(Source data)
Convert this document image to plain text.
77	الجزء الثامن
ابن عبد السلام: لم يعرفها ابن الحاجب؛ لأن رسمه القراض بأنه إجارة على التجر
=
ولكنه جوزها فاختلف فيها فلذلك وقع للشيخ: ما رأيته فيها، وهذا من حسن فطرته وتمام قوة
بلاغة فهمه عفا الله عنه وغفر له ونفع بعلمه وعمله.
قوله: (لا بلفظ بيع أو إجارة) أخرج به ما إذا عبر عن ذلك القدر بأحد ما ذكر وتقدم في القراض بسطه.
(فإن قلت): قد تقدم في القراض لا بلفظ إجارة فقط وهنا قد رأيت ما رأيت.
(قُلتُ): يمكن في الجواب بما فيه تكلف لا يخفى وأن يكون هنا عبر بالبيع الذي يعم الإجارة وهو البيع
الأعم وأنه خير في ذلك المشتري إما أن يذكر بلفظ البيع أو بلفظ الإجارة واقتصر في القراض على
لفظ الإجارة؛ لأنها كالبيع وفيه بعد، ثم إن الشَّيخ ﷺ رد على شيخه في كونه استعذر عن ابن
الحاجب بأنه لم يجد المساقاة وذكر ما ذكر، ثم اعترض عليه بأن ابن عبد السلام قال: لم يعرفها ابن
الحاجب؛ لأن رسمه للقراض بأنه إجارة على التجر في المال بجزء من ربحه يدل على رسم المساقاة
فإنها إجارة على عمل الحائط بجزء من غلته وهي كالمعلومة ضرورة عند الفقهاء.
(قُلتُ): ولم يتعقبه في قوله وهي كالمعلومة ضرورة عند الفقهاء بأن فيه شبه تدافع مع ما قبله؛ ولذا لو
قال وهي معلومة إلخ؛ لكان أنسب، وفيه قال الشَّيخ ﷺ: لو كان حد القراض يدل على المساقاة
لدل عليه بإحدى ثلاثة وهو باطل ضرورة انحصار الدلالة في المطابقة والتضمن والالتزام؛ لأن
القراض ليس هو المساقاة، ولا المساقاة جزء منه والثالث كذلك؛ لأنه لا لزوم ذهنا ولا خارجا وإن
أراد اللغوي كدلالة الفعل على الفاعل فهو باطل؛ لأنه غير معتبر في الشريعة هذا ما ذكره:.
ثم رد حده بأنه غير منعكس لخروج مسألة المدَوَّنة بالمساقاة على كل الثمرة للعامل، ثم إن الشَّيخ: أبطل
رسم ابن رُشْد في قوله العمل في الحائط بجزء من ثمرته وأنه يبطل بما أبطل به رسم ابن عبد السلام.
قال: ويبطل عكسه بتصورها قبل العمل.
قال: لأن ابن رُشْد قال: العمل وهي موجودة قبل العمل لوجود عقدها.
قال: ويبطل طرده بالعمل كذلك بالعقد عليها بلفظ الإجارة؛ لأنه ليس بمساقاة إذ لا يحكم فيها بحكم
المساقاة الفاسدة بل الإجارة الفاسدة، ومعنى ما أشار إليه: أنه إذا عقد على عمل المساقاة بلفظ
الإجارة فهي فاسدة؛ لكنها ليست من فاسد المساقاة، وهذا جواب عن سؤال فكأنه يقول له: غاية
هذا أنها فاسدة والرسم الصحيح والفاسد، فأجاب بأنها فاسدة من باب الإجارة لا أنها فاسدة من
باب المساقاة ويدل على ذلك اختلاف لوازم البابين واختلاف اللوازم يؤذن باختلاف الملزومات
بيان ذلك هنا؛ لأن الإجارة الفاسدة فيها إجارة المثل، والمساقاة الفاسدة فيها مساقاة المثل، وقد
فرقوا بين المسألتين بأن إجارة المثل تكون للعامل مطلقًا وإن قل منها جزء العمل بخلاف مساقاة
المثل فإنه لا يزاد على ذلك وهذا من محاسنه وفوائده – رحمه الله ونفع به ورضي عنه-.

### What to do
Reproduce the listing above verbatim, from first line to last.

### Task result
Convert this document image to plain text.
77	الجزء الثامن
ابن عبد السلام: لم يعرفها ابن الحاجب؛ لأن رسمه القراض بأنه إجارة على التجر
=
ولكنه جوزها فاختلف فيها فلذلك وقع للشيخ: ما رأيته فيها، وهذا من حسن فطرته وتمام قوة
بلاغة فهمه عفا الله عنه وغفر له ونفع بعلمه وعمله.
قوله: (لا بلفظ بيع أو إجارة) أخرج به ما إذا عبر عن ذلك القدر بأحد ما ذكر وتقدم في القراض بسطه.
(فإن قلت): قد تقدم في القراض لا بلفظ إجارة فقط وهنا قد رأيت ما رأيت.
(قُلتُ): يمكن في الجواب بما فيه تكلف لا يخفى وأن يكون هنا عبر بالبيع الذي يعم الإجارة وهو البيع
الأعم وأنه خير في ذلك المشتري إما أن يذكر بلفظ البيع أو بلفظ الإجارة واقتصر في القراض على
لفظ الإجارة؛ لأنها كالبيع وفيه بعد، ثم إن الشَّيخ ﷺ رد على شيخه في كونه استعذر عن ابن
الحاجب بأنه لم يجد المساقاة وذكر ما ذكر، ثم اعترض عليه بأن ابن عبد السلام قال: لم يعرفها ابن
الحاجب؛ لأن رسمه للقراض بأنه إجارة على التجر في المال بجزء من ربحه يدل على رسم المساقاة
فإنها إجارة على عمل الحائط بجزء من غلته وهي كالمعلومة ضرورة عند الفقهاء.
(قُلتُ): ولم يتعقبه في قوله وهي كالمعلومة ضرورة عند الفقهاء بأن فيه شبه تدافع مع ما قبله؛ ولذا لو
قال وهي معلومة إلخ؛ لكان أنسب، وفيه قال الشَّيخ ﷺ: لو كان حد القراض يدل على المساقاة
لدل عليه بإحدى ثلاثة وهو باطل ضرورة انحصار الدلالة في المطابقة والتضمن والالتزام؛ لأن
القراض ليس هو المساقاة، ولا المساقاة جزء منه والثالث كذلك؛ لأنه لا لزوم ذهنا ولا خارجا وإن
أراد اللغوي كدلالة الفعل على الفاعل فهو باطل؛ لأنه غير معتبر في الشريعة هذا ما ذكره:.
ثم رد حده بأنه غير منعكس لخروج مسألة المدَوَّنة بالمساقاة على كل الثمرة للعامل، ثم إن الشَّيخ: أبطل
رسم ابن رُشْد في قوله العمل في الحائط بجزء من ثمرته وأنه يبطل بما أبطل به رسم ابن عبد السلام.
قال: ويبطل عكسه بتصورها قبل العمل.
قال: لأن ابن رُشْد قال: العمل وهي موجودة قبل العمل لوجود عقدها.
قال: ويبطل طرده بالعمل كذلك بالعقد عليها بلفظ الإجارة؛ لأنه ليس بمساقاة إذ لا يحكم فيها بحكم
المساقاة الفاسدة بل الإجارة الفاسدة، ومعنى ما أشار إليه: أنه إذا عقد على عمل المساقاة بلفظ
الإجارة فهي فاسدة؛ لكنها ليست من فاسد المساقاة، وهذا جواب عن سؤال فكأنه يقول له: غاية
هذا أنها فاسدة والرسم الصحيح والفاسد، فأجاب بأنها فاسدة من باب الإجارة لا أنها فاسدة من
باب المساقاة ويدل على ذلك اختلاف لوازم البابين واختلاف اللوازم يؤذن باختلاف الملزومات
بيان ذلك هنا؛ لأن الإجارة الفاسدة فيها إجارة المثل، والمساقاة الفاسدة فيها مساقاة المثل، وقد
فرقوا بين المسألتين بأن إجارة المثل تكون للعامل مطلقًا وإن قل منها جزء العمل بخلاف مساقاة
المثل فإنه لا يزاد على ذلك وهذا من محاسنه وفوائده – رحمه الله ونفع به ورضي عنه-.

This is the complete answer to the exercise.